[Extracted data entries]
————
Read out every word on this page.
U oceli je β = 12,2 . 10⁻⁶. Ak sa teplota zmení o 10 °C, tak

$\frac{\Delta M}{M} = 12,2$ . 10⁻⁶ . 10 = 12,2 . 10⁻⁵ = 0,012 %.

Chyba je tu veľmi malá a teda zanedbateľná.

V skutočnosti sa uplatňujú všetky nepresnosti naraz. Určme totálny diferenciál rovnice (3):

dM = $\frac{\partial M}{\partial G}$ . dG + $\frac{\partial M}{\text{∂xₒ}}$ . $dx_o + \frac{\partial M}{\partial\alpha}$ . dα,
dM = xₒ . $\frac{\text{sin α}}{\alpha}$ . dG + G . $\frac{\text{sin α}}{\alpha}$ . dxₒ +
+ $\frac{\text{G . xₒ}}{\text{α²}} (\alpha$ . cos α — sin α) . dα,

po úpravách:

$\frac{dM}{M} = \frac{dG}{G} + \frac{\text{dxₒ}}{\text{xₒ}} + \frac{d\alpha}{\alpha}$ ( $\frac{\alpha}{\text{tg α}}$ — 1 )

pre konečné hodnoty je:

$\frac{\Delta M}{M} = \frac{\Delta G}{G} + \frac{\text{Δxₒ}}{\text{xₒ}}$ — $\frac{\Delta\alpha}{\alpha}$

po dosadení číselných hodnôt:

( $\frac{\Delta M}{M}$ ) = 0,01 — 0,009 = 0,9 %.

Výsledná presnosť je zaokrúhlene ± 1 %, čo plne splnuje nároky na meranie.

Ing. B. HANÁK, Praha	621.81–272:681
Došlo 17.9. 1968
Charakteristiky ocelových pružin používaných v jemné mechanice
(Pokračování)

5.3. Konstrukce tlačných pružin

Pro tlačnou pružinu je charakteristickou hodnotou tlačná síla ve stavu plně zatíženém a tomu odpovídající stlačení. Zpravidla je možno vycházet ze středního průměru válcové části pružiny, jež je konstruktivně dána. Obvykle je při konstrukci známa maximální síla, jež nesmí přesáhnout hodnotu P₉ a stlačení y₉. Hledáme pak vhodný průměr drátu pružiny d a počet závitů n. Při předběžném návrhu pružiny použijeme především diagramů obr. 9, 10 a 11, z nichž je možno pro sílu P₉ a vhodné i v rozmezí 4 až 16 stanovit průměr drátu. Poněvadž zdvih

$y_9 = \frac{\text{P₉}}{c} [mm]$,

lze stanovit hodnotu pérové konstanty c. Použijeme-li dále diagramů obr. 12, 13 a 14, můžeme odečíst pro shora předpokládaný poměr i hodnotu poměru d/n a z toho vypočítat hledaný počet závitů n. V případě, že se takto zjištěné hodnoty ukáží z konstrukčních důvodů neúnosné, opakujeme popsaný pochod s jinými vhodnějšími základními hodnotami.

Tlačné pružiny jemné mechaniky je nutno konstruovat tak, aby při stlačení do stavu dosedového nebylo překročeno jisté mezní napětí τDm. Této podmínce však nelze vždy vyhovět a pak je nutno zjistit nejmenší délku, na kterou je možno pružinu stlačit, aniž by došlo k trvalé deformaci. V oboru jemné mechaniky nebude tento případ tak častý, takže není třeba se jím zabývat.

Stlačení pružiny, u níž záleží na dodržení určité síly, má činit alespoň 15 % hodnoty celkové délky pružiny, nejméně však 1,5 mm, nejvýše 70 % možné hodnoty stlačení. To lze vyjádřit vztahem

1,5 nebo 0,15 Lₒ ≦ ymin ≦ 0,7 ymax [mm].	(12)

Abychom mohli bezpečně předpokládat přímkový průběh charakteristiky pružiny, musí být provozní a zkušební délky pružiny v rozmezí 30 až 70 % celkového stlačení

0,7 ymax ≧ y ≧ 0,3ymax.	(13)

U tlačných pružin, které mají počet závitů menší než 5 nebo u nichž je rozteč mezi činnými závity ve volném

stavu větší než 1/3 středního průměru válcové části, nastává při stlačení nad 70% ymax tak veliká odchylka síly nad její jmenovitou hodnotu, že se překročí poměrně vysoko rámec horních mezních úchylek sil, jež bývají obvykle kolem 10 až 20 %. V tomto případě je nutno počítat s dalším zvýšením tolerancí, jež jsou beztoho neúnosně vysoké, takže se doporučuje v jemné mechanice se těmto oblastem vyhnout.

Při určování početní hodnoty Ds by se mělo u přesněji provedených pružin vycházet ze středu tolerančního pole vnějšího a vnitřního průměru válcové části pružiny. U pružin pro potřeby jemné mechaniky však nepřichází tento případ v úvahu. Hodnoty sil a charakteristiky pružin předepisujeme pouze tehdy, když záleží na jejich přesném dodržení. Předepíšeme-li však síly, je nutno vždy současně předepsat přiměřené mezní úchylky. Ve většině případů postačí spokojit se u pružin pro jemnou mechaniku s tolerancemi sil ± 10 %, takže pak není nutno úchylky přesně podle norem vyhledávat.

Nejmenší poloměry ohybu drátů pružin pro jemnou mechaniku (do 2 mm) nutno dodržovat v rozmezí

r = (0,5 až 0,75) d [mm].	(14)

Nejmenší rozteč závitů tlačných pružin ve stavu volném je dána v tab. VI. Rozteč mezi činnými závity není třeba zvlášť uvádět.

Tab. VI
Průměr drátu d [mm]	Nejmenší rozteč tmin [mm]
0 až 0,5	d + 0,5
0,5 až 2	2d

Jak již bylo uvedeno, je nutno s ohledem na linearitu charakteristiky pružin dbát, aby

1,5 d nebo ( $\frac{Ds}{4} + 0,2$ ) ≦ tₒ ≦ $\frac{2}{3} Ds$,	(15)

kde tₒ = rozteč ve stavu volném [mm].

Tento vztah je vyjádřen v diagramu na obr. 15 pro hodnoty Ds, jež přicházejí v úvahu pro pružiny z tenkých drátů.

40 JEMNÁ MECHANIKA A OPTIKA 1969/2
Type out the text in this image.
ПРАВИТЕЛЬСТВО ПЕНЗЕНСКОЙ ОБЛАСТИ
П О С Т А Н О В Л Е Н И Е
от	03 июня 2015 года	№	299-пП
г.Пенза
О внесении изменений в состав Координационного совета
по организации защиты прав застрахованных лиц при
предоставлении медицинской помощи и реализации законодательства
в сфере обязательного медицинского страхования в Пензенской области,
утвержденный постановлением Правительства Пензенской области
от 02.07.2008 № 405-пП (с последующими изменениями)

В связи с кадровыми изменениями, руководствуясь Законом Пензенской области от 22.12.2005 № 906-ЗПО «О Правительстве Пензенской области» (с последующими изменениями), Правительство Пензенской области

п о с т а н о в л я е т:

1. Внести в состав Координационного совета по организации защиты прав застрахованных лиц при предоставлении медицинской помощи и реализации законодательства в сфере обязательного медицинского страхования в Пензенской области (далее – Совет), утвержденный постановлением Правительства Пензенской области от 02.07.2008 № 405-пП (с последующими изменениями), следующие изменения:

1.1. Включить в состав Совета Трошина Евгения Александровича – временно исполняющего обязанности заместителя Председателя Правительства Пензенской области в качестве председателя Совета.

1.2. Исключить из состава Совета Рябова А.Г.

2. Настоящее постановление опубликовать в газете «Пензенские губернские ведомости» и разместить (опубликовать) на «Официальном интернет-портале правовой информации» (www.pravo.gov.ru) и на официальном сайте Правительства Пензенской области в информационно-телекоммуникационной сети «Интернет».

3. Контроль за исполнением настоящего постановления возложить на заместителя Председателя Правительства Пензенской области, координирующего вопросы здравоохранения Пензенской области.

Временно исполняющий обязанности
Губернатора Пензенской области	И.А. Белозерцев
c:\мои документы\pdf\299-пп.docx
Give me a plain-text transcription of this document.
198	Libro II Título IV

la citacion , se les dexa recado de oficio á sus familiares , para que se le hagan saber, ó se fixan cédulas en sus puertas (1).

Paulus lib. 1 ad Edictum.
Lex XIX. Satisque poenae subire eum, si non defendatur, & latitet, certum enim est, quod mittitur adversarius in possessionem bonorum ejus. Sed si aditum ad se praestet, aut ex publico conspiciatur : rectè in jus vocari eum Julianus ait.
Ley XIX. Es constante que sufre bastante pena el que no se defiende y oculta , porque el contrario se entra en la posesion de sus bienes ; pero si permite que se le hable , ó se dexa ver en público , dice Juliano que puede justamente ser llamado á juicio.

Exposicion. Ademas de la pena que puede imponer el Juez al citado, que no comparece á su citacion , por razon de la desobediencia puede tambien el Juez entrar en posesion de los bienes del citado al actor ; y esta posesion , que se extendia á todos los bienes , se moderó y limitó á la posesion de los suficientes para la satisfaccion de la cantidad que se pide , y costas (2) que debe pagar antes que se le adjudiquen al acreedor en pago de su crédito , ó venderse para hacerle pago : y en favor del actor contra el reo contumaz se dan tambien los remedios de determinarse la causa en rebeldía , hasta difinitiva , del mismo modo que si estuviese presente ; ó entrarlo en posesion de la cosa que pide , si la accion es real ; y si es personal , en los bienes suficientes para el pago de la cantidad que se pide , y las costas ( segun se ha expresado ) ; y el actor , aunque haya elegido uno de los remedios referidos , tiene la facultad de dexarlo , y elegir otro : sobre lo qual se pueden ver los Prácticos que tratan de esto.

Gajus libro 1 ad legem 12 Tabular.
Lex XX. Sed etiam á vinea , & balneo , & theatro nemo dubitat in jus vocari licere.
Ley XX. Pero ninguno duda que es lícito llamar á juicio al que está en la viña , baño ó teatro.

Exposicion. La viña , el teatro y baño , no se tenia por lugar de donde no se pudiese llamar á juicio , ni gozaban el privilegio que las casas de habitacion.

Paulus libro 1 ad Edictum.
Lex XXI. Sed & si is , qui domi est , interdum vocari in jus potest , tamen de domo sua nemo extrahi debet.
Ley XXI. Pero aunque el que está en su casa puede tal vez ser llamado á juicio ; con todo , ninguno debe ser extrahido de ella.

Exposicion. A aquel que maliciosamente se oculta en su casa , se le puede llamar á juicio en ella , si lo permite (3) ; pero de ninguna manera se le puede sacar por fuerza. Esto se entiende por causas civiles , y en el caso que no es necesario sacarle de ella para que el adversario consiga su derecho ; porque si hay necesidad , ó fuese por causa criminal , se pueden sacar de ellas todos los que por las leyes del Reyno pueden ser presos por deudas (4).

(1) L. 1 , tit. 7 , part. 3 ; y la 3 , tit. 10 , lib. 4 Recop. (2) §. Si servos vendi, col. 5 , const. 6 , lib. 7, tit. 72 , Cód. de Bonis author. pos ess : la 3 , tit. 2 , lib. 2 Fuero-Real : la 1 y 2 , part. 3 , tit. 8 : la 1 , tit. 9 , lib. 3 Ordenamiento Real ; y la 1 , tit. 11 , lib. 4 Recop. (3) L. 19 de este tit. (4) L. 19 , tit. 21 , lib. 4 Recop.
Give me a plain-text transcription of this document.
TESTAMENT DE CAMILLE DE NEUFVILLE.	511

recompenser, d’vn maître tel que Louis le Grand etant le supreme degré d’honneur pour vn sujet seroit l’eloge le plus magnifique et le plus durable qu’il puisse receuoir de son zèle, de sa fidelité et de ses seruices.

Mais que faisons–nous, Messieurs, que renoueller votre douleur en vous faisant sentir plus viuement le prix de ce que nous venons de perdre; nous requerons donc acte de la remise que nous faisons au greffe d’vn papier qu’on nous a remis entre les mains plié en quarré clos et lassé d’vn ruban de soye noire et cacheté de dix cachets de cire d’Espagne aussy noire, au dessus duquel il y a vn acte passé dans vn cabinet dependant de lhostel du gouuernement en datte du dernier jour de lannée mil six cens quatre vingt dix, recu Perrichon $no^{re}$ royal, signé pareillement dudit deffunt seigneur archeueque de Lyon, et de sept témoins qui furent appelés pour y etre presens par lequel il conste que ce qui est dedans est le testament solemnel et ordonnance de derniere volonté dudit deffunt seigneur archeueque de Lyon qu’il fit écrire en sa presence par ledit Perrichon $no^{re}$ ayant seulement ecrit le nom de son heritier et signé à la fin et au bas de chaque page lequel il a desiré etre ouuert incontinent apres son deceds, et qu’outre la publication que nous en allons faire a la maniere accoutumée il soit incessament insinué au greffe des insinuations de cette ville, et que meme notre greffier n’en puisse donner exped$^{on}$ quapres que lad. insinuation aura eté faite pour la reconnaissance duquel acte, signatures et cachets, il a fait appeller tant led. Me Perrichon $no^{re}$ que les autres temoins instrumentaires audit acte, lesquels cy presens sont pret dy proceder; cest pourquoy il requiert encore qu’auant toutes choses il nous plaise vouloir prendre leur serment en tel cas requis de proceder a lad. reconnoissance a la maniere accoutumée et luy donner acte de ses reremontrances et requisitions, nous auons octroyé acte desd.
————
REQUEST:
In the entries above, identify each line that includes the string "llamado", then copy it.

SOLUTION:
Ley XIX. Es constante que sufre bastante pena el que no se defiende y oculta , porque el contrario se entra en la posesion de sus bienes ; pero si permite que se le hable , ó se dexa ver en público , dice Juliano que puede justamente ser llamado á juicio.
Ley XXI. Pero aunque el que está en su casa puede tal vez ser llamado á juicio ; con todo , ninguno debe ser extrahido de ella.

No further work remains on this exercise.